- _DATA IN THIS EXERCISE_:

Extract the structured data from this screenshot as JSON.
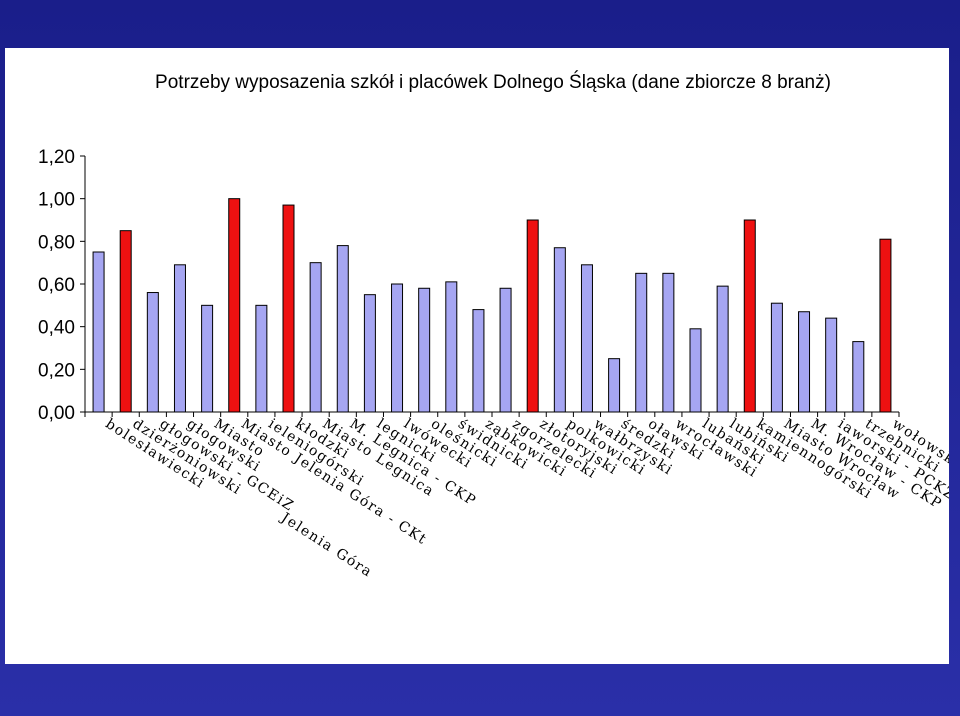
{
  "colors": {
    "background": "#1b1f8c",
    "panel": "#ffffff",
    "bar_regular": "#a6a6f2",
    "bar_highlight": "#ee1111",
    "bar_outline": "#000000"
  },
  "chart_data": {
    "type": "bar",
    "title": "Potrzeby wyposazenia szkół i placówek Dolnego Śląska (dane zbiorcze 8 branż)",
    "xlabel": "",
    "ylabel": "",
    "ylim": [
      0,
      1.2
    ],
    "yticks": [
      "0,00",
      "0,20",
      "0,40",
      "0,60",
      "0,80",
      "1,00",
      "1,20"
    ],
    "grid": false,
    "legend": "none",
    "categories": [
      "bolesławiecki",
      "dzierżoniowski",
      "głogowski - GCEiZ",
      "głogowski",
      "Miasto",
      "Miasto Jelenia Góra - CKt",
      "ieleniogórski",
      "kłodzki",
      "Miasto Legnica",
      "M. Legnica - CKP",
      "legnicki",
      "lwówecki",
      "oleśnicki",
      "świdnicki",
      "ząbkowicki",
      "zgorzelecki",
      "złotoryjski",
      "polkowicki",
      "wałbrzyski",
      "średzki",
      "oławski",
      "wrocławski",
      "lubański",
      "lubiński",
      "kamiennogórski",
      "Miasto Wrocław",
      "M. Wrocław - CKP",
      "iaworski - PCKZ",
      "trzebnicki",
      "wołowski"
    ],
    "extra_labels": [
      "Jelenia Góra"
    ],
    "values": [
      0.75,
      0.85,
      0.56,
      0.69,
      0.5,
      1.0,
      0.5,
      0.97,
      0.7,
      0.78,
      0.55,
      0.6,
      0.58,
      0.61,
      0.48,
      0.58,
      0.9,
      0.77,
      0.69,
      0.25,
      0.65,
      0.65,
      0.39,
      0.59,
      0.9,
      0.51,
      0.47,
      0.44,
      0.33,
      0.81
    ],
    "highlight": [
      false,
      true,
      false,
      false,
      false,
      true,
      false,
      true,
      false,
      false,
      false,
      false,
      false,
      false,
      false,
      false,
      true,
      false,
      false,
      false,
      false,
      false,
      false,
      false,
      true,
      false,
      false,
      false,
      false,
      true
    ]
  }
}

- _PROBLEM TO SOLVE_: Return, from the data, each line that has the word "Góra" in it.

- _FINAL RESULT_:
      "Miasto Jelenia Góra - CKt",
      "Jelenia Góra"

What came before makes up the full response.